#### What to work on:
Extract the records below word for word and ignore the images.

#### Material for this task:

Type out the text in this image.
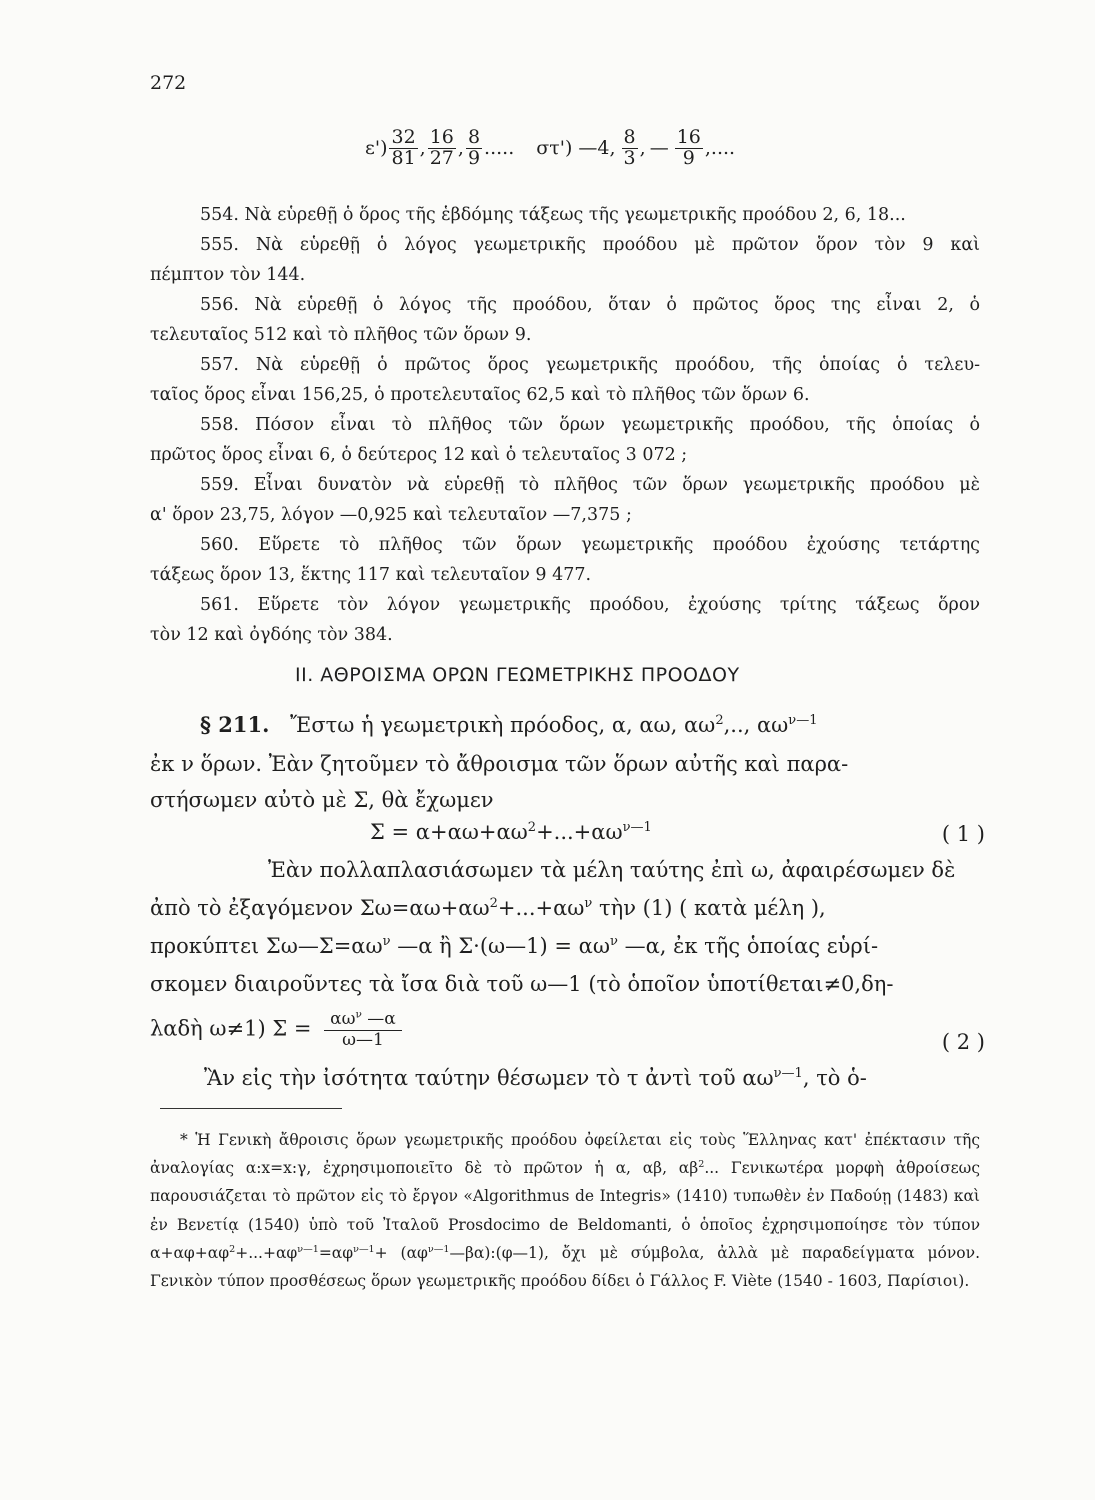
272
$\varepsilon') \frac{32}{81}$ , $\frac{16}{27}$ , $\frac{8}{9}$ ..... στ') —4, $\frac{8}{3}$ , — $\frac{16}{9}$ ,....
554. Νὰ εὑρεθῇ ὁ ὅρος τῆς ἑβδόμης τάξεως τῆς γεωμετρικῆς προόδου 2, 6, 18...
555. Νὰ εὑρεθῇ ὁ λόγος γεωμετρικῆς προόδου μὲ πρῶτον ὅρον τὸν 9 καὶ
πέμπτον τὸν 144.
556. Νὰ εὑρεθῇ ὁ λόγος τῆς προόδου, ὅταν ὁ πρῶτος ὅρος της εἶναι 2, ὁ
τελευταῖος 512 καὶ τὸ πλῆθος τῶν ὅρων 9.
557. Νὰ εὑρεθῇ ὁ πρῶτος ὅρος γεωμετρικῆς προόδου, τῆς ὁποίας ὁ τελευ-
ταῖος ὅρος εἶναι 156,25, ὁ προτελευταῖος 62,5 καὶ τὸ πλῆθος τῶν ὅρων 6.
558. Πόσον εἶναι τὸ πλῆθος τῶν ὅρων γεωμετρικῆς προόδου, τῆς ὁποίας ὁ
πρῶτος ὅρος εἶναι 6, ὁ δεύτερος 12 καὶ ὁ τελευταῖος 3 072 ;
559. Εἶναι δυνατὸν νὰ εὑρεθῇ τὸ πλῆθος τῶν ὅρων γεωμετρικῆς προόδου μὲ
α' ὅρον 23,75, λόγον —0,925 καὶ τελευταῖον —7,375 ;
560. Εὕρετε τὸ πλῆθος τῶν ὅρων γεωμετρικῆς προόδου ἐχούσης τετάρτης
τάξεως ὅρον 13, ἕκτης 117 καὶ τελευταῖον 9 477.
561. Εὕρετε τὸν λόγον γεωμετρικῆς προόδου, ἐχούσης τρίτης τάξεως ὅρον
τὸν 12 καὶ ὀγδόης τὸν 384.
ΙΙ. ΑΘΡΟΙΣΜΑ ΟΡΩΝ ΓΕΩΜΕΤΡΙΚΗΣ ΠΡΟΟΔΟΥ
§ 211. Ἔστω ἡ γεωμετρικὴ πρόοδος, α, αω, $\alpha\omega^2$,.., $\alpha\omega^{\nu—1}$
ἐκ ν ὅρων. Ἐὰν ζητοῦμεν τὸ ἄθροισμα τῶν ὅρων αὐτῆς καὶ παρα-
στήσωμεν αὐτὸ μὲ Σ, θὰ ἔχωμεν
$\Sigma = \alpha+\alpha\omega+\alpha\omega^2+...+\alpha\omega^{\nu—1}$	( 1 )
Ἐὰν πολλαπλασιάσωμεν τὰ μέλη ταύτης ἐπὶ ω, ἀφαιρέσωμεν δὲ
ἀπὸ τὸ ἐξαγόμενον $\Sigma\omega=\alpha\omega+\alpha\omega^2+...+\alpha\omega^\nu$ τὴν (1) ( κατὰ μέλη ),
προκύπτει $\Sigma\omega—\Sigma=\alpha\omega^\nu$ —α ἢ Σ·(ω—1) = $\alpha\omega^\nu$ —α, ἐκ τῆς ὁποίας εὑρί-
σκομεν διαιροῦντες τὰ ἴσα διὰ τοῦ ω—1 (τὸ ὁποῖον ὑποτίθεται≠0,δη-
λαδὴ ω≠1) $\Sigma = \frac{\alpha\omega^\nu —\alpha}{\omega—1}$	( 2 )
Ἂν εἰς τὴν ἰσότητα ταύτην θέσωμεν τὸ τ ἀντὶ τοῦ $\alpha\omega^{\nu—1}$, τὸ ὁ-
* Ἡ Γενικὴ ἄθροισις ὅρων γεωμετρικῆς προόδου ὀφείλεται εἰς τοὺς Ἕλληνας κατ' ἐπέκτασιν τῆς ἀναλογίας α:x=x:γ, ἐχρησιμοποιεῖτο δὲ τὸ πρῶτον ἡ α, αβ, $\alpha\beta^2$... Γενικωτέρα μορφὴ ἀθροίσεως παρουσιάζεται τὸ πρῶτον εἰς τὸ ἔργον «Algorithmus de Integris» (1410) τυπωθὲν ἐν Παδούῃ (1483) καὶ ἐν Βενετίᾳ (1540) ὑπὸ τοῦ Ἰταλοῦ Prosdocimo de Beldomanti, ὁ ὁποῖος ἐχρησιμοποίησε τὸν τύπον $\alpha+\alpha\varphi+\alpha\varphi^2+...+\alpha\varphi^{\nu—1}=\alpha\varphi^{\nu—1}+$ $(\alpha\varphi^{\nu—1}—\beta\alpha):(\varphi—1)$, ὄχι μὲ σύμβολα, ἀλλὰ μὲ παραδείγματα μόνον. Γενικὸν τύπον προσθέσεως ὅρων γεωμετρικῆς προόδου δίδει ὁ Γάλλος F. Viète (1540 - 1603, Παρίσιοι).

#### Task response:
Type out the text in this image.
272
$\varepsilon') \frac{32}{81}$ , $\frac{16}{27}$ , $\frac{8}{9}$ ..... στ') —4, $\frac{8}{3}$ , — $\frac{16}{9}$ ,....
554. Νὰ εὑρεθῇ ὁ ὅρος τῆς ἑβδόμης τάξεως τῆς γεωμετρικῆς προόδου 2, 6, 18...
555. Νὰ εὑρεθῇ ὁ λόγος γεωμετρικῆς προόδου μὲ πρῶτον ὅρον τὸν 9 καὶ
πέμπτον τὸν 144.
556. Νὰ εὑρεθῇ ὁ λόγος τῆς προόδου, ὅταν ὁ πρῶτος ὅρος της εἶναι 2, ὁ
τελευταῖος 512 καὶ τὸ πλῆθος τῶν ὅρων 9.
557. Νὰ εὑρεθῇ ὁ πρῶτος ὅρος γεωμετρικῆς προόδου, τῆς ὁποίας ὁ τελευ-
ταῖος ὅρος εἶναι 156,25, ὁ προτελευταῖος 62,5 καὶ τὸ πλῆθος τῶν ὅρων 6.
558. Πόσον εἶναι τὸ πλῆθος τῶν ὅρων γεωμετρικῆς προόδου, τῆς ὁποίας ὁ
πρῶτος ὅρος εἶναι 6, ὁ δεύτερος 12 καὶ ὁ τελευταῖος 3 072 ;
559. Εἶναι δυνατὸν νὰ εὑρεθῇ τὸ πλῆθος τῶν ὅρων γεωμετρικῆς προόδου μὲ
α' ὅρον 23,75, λόγον —0,925 καὶ τελευταῖον —7,375 ;
560. Εὕρετε τὸ πλῆθος τῶν ὅρων γεωμετρικῆς προόδου ἐχούσης τετάρτης
τάξεως ὅρον 13, ἕκτης 117 καὶ τελευταῖον 9 477.
561. Εὕρετε τὸν λόγον γεωμετρικῆς προόδου, ἐχούσης τρίτης τάξεως ὅρον
τὸν 12 καὶ ὀγδόης τὸν 384.
ΙΙ. ΑΘΡΟΙΣΜΑ ΟΡΩΝ ΓΕΩΜΕΤΡΙΚΗΣ ΠΡΟΟΔΟΥ
§ 211. Ἔστω ἡ γεωμετρικὴ πρόοδος, α, αω, $\alpha\omega^2$,.., $\alpha\omega^{\nu—1}$
ἐκ ν ὅρων. Ἐὰν ζητοῦμεν τὸ ἄθροισμα τῶν ὅρων αὐτῆς καὶ παρα-
στήσωμεν αὐτὸ μὲ Σ, θὰ ἔχωμεν
$\Sigma = \alpha+\alpha\omega+\alpha\omega^2+...+\alpha\omega^{\nu—1}$	( 1 )
Ἐὰν πολλαπλασιάσωμεν τὰ μέλη ταύτης ἐπὶ ω, ἀφαιρέσωμεν δὲ
ἀπὸ τὸ ἐξαγόμενον $\Sigma\omega=\alpha\omega+\alpha\omega^2+...+\alpha\omega^\nu$ τὴν (1) ( κατὰ μέλη ),
προκύπτει $\Sigma\omega—\Sigma=\alpha\omega^\nu$ —α ἢ Σ·(ω—1) = $\alpha\omega^\nu$ —α, ἐκ τῆς ὁποίας εὑρί-
σκομεν διαιροῦντες τὰ ἴσα διὰ τοῦ ω—1 (τὸ ὁποῖον ὑποτίθεται≠0,δη-
λαδὴ ω≠1) $\Sigma = \frac{\alpha\omega^\nu —\alpha}{\omega—1}$	( 2 )
Ἂν εἰς τὴν ἰσότητα ταύτην θέσωμεν τὸ τ ἀντὶ τοῦ $\alpha\omega^{\nu—1}$, τὸ ὁ-
* Ἡ Γενικὴ ἄθροισις ὅρων γεωμετρικῆς προόδου ὀφείλεται εἰς τοὺς Ἕλληνας κατ' ἐπέκτασιν τῆς ἀναλογίας α:x=x:γ, ἐχρησιμοποιεῖτο δὲ τὸ πρῶτον ἡ α, αβ, $\alpha\beta^2$... Γενικωτέρα μορφὴ ἀθροίσεως παρουσιάζεται τὸ πρῶτον εἰς τὸ ἔργον «Algorithmus de Integris» (1410) τυπωθὲν ἐν Παδούῃ (1483) καὶ ἐν Βενετίᾳ (1540) ὑπὸ τοῦ Ἰταλοῦ Prosdocimo de Beldomanti, ὁ ὁποῖος ἐχρησιμοποίησε τὸν τύπον $\alpha+\alpha\varphi+\alpha\varphi^2+...+\alpha\varphi^{\nu—1}=\alpha\varphi^{\nu—1}+$ $(\alpha\varphi^{\nu—1}—\beta\alpha):(\varphi—1)$, ὄχι μὲ σύμβολα, ἀλλὰ μὲ παραδείγματα μόνον. Γενικὸν τύπον προσθέσεως ὅρων γεωμετρικῆς προόδου δίδει ὁ Γάλλος F. Viète (1540 - 1603, Παρίσιοι).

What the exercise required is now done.